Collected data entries

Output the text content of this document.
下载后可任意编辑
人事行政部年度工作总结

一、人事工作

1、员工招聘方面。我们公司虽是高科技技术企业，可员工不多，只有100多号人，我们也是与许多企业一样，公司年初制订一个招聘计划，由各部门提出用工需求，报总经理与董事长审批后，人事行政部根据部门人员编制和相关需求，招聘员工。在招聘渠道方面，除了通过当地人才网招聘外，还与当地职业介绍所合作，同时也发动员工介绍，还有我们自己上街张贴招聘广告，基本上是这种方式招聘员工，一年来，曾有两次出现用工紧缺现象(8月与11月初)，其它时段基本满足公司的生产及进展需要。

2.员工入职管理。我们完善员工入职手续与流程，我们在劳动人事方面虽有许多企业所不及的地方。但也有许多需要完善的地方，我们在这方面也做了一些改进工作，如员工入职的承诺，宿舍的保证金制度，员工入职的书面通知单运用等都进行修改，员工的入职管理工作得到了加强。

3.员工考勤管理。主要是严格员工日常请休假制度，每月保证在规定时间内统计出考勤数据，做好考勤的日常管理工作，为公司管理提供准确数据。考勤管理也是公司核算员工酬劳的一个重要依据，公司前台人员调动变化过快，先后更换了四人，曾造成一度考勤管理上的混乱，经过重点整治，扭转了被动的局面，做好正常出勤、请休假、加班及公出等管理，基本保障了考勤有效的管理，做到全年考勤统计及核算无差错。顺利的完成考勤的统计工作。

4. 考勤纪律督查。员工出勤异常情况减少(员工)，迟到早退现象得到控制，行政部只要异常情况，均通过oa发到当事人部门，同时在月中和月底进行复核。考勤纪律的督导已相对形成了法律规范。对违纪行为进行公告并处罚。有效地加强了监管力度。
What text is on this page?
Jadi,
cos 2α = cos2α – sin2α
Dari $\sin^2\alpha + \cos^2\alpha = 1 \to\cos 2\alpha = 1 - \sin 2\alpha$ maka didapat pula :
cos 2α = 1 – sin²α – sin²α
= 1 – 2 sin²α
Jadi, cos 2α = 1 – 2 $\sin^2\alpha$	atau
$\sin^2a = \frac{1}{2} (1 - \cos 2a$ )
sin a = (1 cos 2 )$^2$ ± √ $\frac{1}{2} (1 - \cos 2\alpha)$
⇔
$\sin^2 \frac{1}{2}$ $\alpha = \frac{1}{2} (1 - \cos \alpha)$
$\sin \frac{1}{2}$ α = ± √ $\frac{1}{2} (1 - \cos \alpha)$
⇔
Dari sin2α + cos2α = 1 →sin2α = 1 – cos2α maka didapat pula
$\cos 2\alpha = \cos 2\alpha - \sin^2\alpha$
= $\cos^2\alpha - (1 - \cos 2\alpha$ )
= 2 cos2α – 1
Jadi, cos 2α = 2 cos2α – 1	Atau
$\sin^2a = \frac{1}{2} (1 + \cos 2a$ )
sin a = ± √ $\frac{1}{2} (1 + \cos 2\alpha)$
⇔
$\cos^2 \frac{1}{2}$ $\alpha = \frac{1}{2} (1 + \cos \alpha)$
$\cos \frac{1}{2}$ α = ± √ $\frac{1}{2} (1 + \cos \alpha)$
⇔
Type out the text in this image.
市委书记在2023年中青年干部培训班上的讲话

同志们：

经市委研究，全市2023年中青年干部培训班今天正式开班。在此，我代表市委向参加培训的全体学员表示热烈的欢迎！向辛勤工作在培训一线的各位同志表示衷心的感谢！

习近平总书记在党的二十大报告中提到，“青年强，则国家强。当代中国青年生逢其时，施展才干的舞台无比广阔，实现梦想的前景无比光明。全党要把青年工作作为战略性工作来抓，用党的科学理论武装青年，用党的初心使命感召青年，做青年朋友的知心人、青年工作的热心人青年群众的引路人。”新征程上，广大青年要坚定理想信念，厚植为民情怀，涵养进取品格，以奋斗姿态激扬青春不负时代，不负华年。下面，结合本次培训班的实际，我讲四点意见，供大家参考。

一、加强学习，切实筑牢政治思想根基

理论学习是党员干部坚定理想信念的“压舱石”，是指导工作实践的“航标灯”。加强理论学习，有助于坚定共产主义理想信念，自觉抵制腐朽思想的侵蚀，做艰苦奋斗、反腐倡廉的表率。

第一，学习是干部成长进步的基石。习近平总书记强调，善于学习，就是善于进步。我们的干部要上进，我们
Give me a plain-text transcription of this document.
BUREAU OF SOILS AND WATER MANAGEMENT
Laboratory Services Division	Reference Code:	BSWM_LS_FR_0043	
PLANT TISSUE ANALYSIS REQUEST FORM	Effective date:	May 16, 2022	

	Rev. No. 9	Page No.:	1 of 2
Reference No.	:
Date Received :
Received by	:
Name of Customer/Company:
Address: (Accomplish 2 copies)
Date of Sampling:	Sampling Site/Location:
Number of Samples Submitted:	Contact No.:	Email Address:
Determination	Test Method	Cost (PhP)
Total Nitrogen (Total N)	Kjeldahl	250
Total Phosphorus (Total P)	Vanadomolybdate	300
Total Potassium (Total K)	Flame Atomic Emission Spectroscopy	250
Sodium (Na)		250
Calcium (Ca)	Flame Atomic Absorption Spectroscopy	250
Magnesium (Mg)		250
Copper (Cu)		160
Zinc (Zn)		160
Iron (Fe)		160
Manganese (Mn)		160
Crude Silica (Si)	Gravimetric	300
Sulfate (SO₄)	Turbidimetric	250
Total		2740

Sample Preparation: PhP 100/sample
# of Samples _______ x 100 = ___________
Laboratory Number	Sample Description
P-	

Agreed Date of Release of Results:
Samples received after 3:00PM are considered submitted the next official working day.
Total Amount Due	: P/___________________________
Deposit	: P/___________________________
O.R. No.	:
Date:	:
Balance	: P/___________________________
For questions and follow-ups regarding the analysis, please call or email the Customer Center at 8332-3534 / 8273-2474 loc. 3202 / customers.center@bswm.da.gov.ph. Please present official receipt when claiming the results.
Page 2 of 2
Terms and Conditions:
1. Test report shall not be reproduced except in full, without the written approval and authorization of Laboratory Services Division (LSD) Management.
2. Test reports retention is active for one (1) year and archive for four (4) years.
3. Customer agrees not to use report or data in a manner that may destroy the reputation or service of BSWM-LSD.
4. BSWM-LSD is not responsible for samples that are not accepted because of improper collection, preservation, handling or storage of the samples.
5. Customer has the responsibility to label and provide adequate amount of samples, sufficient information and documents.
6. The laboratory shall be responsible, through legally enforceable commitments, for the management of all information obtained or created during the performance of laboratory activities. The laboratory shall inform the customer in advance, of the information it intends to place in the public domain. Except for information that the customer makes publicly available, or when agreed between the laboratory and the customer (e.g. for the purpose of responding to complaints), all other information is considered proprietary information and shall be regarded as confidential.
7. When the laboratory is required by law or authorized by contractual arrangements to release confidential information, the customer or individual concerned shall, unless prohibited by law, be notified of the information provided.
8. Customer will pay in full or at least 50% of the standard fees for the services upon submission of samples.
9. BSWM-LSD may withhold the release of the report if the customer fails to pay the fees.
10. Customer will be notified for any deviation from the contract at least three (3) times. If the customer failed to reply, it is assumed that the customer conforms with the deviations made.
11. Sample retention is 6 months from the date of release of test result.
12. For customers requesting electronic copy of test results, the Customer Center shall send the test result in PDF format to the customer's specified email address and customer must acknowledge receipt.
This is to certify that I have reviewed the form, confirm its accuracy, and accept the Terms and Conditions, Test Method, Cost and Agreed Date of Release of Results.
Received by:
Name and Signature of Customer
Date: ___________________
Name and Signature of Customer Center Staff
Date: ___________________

_Task to carry out_
Each line of the material must be restated exactly.

_Solution to this task_
Output the text content of this document.
下载后可任意编辑
人事行政部年度工作总结

一、人事工作

1、员工招聘方面。我们公司虽是高科技技术企业，可员工不多，只有100多号人，我们也是与许多企业一样，公司年初制订一个招聘计划，由各部门提出用工需求，报总经理与董事长审批后，人事行政部根据部门人员编制和相关需求，招聘员工。在招聘渠道方面，除了通过当地人才网招聘外，还与当地职业介绍所合作，同时也发动员工介绍，还有我们自己上街张贴招聘广告，基本上是这种方式招聘员工，一年来，曾有两次出现用工紧缺现象(8月与11月初)，其它时段基本满足公司的生产及进展需要。

2.员工入职管理。我们完善员工入职手续与流程，我们在劳动人事方面虽有许多企业所不及的地方。但也有许多需要完善的地方，我们在这方面也做了一些改进工作，如员工入职的承诺，宿舍的保证金制度，员工入职的书面通知单运用等都进行修改，员工的入职管理工作得到了加强。

3.员工考勤管理。主要是严格员工日常请休假制度，每月保证在规定时间内统计出考勤数据，做好考勤的日常管理工作，为公司管理提供准确数据。考勤管理也是公司核算员工酬劳的一个重要依据，公司前台人员调动变化过快，先后更换了四人，曾造成一度考勤管理上的混乱，经过重点整治，扭转了被动的局面，做好正常出勤、请休假、加班及公出等管理，基本保障了考勤有效的管理，做到全年考勤统计及核算无差错。顺利的完成考勤的统计工作。

4. 考勤纪律督查。员工出勤异常情况减少(员工)，迟到早退现象得到控制，行政部只要异常情况，均通过oa发到当事人部门，同时在月中和月底进行复核。考勤纪律的督导已相对形成了法律规范。对违纪行为进行公告并处罚。有效地加强了监管力度。
What text is on this page?
Jadi,
cos 2α = cos2α – sin2α
Dari $\sin^2\alpha + \cos^2\alpha = 1 \to\cos 2\alpha = 1 - \sin 2\alpha$ maka didapat pula :
cos 2α = 1 – sin²α – sin²α
= 1 – 2 sin²α
Jadi, cos 2α = 1 – 2 $\sin^2\alpha$	atau
$\sin^2a = \frac{1}{2} (1 - \cos 2a$ )
sin a = (1 cos 2 )$^2$ ± √ $\frac{1}{2} (1 - \cos 2\alpha)$
⇔
$\sin^2 \frac{1}{2}$ $\alpha = \frac{1}{2} (1 - \cos \alpha)$
$\sin \frac{1}{2}$ α = ± √ $\frac{1}{2} (1 - \cos \alpha)$
⇔
Dari sin2α + cos2α = 1 →sin2α = 1 – cos2α maka didapat pula
$\cos 2\alpha = \cos 2\alpha - \sin^2\alpha$
= $\cos^2\alpha - (1 - \cos 2\alpha$ )
= 2 cos2α – 1
Jadi, cos 2α = 2 cos2α – 1	Atau
$\sin^2a = \frac{1}{2} (1 + \cos 2a$ )
sin a = ± √ $\frac{1}{2} (1 + \cos 2\alpha)$
⇔
$\cos^2 \frac{1}{2}$ $\alpha = \frac{1}{2} (1 + \cos \alpha)$
$\cos \frac{1}{2}$ α = ± √ $\frac{1}{2} (1 + \cos \alpha)$
⇔
Type out the text in this image.
市委书记在2023年中青年干部培训班上的讲话

同志们：

经市委研究，全市2023年中青年干部培训班今天正式开班。在此，我代表市委向参加培训的全体学员表示热烈的欢迎！向辛勤工作在培训一线的各位同志表示衷心的感谢！

习近平总书记在党的二十大报告中提到，“青年强，则国家强。当代中国青年生逢其时，施展才干的舞台无比广阔，实现梦想的前景无比光明。全党要把青年工作作为战略性工作来抓，用党的科学理论武装青年，用党的初心使命感召青年，做青年朋友的知心人、青年工作的热心人青年群众的引路人。”新征程上，广大青年要坚定理想信念，厚植为民情怀，涵养进取品格，以奋斗姿态激扬青春不负时代，不负华年。下面，结合本次培训班的实际，我讲四点意见，供大家参考。

一、加强学习，切实筑牢政治思想根基

理论学习是党员干部坚定理想信念的“压舱石”，是指导工作实践的“航标灯”。加强理论学习，有助于坚定共产主义理想信念，自觉抵制腐朽思想的侵蚀，做艰苦奋斗、反腐倡廉的表率。

第一，学习是干部成长进步的基石。习近平总书记强调，善于学习，就是善于进步。我们的干部要上进，我们
Give me a plain-text transcription of this document.
BUREAU OF SOILS AND WATER MANAGEMENT
Laboratory Services Division	Reference Code:	BSWM_LS_FR_0043	
PLANT TISSUE ANALYSIS REQUEST FORM	Effective date:	May 16, 2022	

	Rev. No. 9	Page No.:	1 of 2
Reference No.	:
Date Received :
Received by	:
Name of Customer/Company:
Address: (Accomplish 2 copies)
Date of Sampling:	Sampling Site/Location:
Number of Samples Submitted:	Contact No.:	Email Address:
Determination	Test Method	Cost (PhP)
Total Nitrogen (Total N)	Kjeldahl	250
Total Phosphorus (Total P)	Vanadomolybdate	300
Total Potassium (Total K)	Flame Atomic Emission Spectroscopy	250
Sodium (Na)		250
Calcium (Ca)	Flame Atomic Absorption Spectroscopy	250
Magnesium (Mg)		250
Copper (Cu)		160
Zinc (Zn)		160
Iron (Fe)		160
Manganese (Mn)		160
Crude Silica (Si)	Gravimetric	300
Sulfate (SO₄)	Turbidimetric	250
Total		2740

Sample Preparation: PhP 100/sample
# of Samples _______ x 100 = ___________
Laboratory Number	Sample Description
P-	

Agreed Date of Release of Results:
Samples received after 3:00PM are considered submitted the next official working day.
Total Amount Due	: P/___________________________
Deposit	: P/___________________________
O.R. No.	:
Date:	:
Balance	: P/___________________________
For questions and follow-ups regarding the analysis, please call or email the Customer Center at 8332-3534 / 8273-2474 loc. 3202 / customers.center@bswm.da.gov.ph. Please present official receipt when claiming the results.
Page 2 of 2
Terms and Conditions:
1. Test report shall not be reproduced except in full, without the written approval and authorization of Laboratory Services Division (LSD) Management.
2. Test reports retention is active for one (1) year and archive for four (4) years.
3. Customer agrees not to use report or data in a manner that may destroy the reputation or service of BSWM-LSD.
4. BSWM-LSD is not responsible for samples that are not accepted because of improper collection, preservation, handling or storage of the samples.
5. Customer has the responsibility to label and provide adequate amount of samples, sufficient information and documents.
6. The laboratory shall be responsible, through legally enforceable commitments, for the management of all information obtained or created during the performance of laboratory activities. The laboratory shall inform the customer in advance, of the information it intends to place in the public domain. Except for information that the customer makes publicly available, or when agreed between the laboratory and the customer (e.g. for the purpose of responding to complaints), all other information is considered proprietary information and shall be regarded as confidential.
7. When the laboratory is required by law or authorized by contractual arrangements to release confidential information, the customer or individual concerned shall, unless prohibited by law, be notified of the information provided.
8. Customer will pay in full or at least 50% of the standard fees for the services upon submission of samples.
9. BSWM-LSD may withhold the release of the report if the customer fails to pay the fees.
10. Customer will be notified for any deviation from the contract at least three (3) times. If the customer failed to reply, it is assumed that the customer conforms with the deviations made.
11. Sample retention is 6 months from the date of release of test result.
12. For customers requesting electronic copy of test results, the Customer Center shall send the test result in PDF format to the customer's specified email address and customer must acknowledge receipt.
This is to certify that I have reviewed the form, confirm its accuracy, and accept the Terms and Conditions, Test Method, Cost and Agreed Date of Release of Results.
Received by:
Name and Signature of Customer
Date: ___________________
Name and Signature of Customer Center Staff
Date: ___________________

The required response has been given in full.